WHAT TO DO: Would you copy out the whole listing exactly as given?
= = = = =
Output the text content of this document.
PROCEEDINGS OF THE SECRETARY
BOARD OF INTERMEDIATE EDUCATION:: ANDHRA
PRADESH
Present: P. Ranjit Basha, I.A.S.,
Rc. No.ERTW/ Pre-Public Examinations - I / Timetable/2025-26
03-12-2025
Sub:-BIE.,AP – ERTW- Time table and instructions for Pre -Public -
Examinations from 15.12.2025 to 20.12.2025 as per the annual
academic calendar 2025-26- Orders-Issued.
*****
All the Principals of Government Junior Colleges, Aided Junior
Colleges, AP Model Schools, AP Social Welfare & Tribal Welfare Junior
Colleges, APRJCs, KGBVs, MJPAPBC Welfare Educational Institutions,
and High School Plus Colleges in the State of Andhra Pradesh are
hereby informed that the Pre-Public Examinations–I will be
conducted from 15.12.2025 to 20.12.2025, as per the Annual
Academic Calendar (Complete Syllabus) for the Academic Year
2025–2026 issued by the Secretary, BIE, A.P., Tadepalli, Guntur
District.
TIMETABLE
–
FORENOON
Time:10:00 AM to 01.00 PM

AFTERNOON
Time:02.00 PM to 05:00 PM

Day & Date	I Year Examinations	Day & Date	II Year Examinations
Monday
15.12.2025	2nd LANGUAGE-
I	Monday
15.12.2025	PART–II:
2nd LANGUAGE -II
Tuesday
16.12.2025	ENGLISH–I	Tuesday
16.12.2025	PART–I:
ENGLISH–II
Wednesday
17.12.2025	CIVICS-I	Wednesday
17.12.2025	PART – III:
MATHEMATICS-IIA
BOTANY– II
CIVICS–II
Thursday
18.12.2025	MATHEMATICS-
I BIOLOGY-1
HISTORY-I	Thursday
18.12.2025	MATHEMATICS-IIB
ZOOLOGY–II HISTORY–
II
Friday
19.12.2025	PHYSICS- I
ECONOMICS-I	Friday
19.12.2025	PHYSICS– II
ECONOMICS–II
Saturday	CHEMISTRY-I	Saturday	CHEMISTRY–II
= = = = =
SOLUTION FOR THIS TASK:
Output the text content of this document.
PROCEEDINGS OF THE SECRETARY
BOARD OF INTERMEDIATE EDUCATION:: ANDHRA
PRADESH
Present: P. Ranjit Basha, I.A.S.,
Rc. No.ERTW/ Pre-Public Examinations - I / Timetable/2025-26
03-12-2025
Sub:-BIE.,AP – ERTW- Time table and instructions for Pre -Public -
Examinations from 15.12.2025 to 20.12.2025 as per the annual
academic calendar 2025-26- Orders-Issued.
*****
All the Principals of Government Junior Colleges, Aided Junior
Colleges, AP Model Schools, AP Social Welfare & Tribal Welfare Junior
Colleges, APRJCs, KGBVs, MJPAPBC Welfare Educational Institutions,
and High School Plus Colleges in the State of Andhra Pradesh are
hereby informed that the Pre-Public Examinations–I will be
conducted from 15.12.2025 to 20.12.2025, as per the Annual
Academic Calendar (Complete Syllabus) for the Academic Year
2025–2026 issued by the Secretary, BIE, A.P., Tadepalli, Guntur
District.
TIMETABLE
–
FORENOON
Time:10:00 AM to 01.00 PM

AFTERNOON
Time:02.00 PM to 05:00 PM

Day & Date	I Year Examinations	Day & Date	II Year Examinations
Monday
15.12.2025	2nd LANGUAGE-
I	Monday
15.12.2025	PART–II:
2nd LANGUAGE -II
Tuesday
16.12.2025	ENGLISH–I	Tuesday
16.12.2025	PART–I:
ENGLISH–II
Wednesday
17.12.2025	CIVICS-I	Wednesday
17.12.2025	PART – III:
MATHEMATICS-IIA
BOTANY– II
CIVICS–II
Thursday
18.12.2025	MATHEMATICS-
I BIOLOGY-1
HISTORY-I	Thursday
18.12.2025	MATHEMATICS-IIB
ZOOLOGY–II HISTORY–
II
Friday
19.12.2025	PHYSICS- I
ECONOMICS-I	Friday
19.12.2025	PHYSICS– II
ECONOMICS–II
Saturday	CHEMISTRY-I	Saturday	CHEMISTRY–II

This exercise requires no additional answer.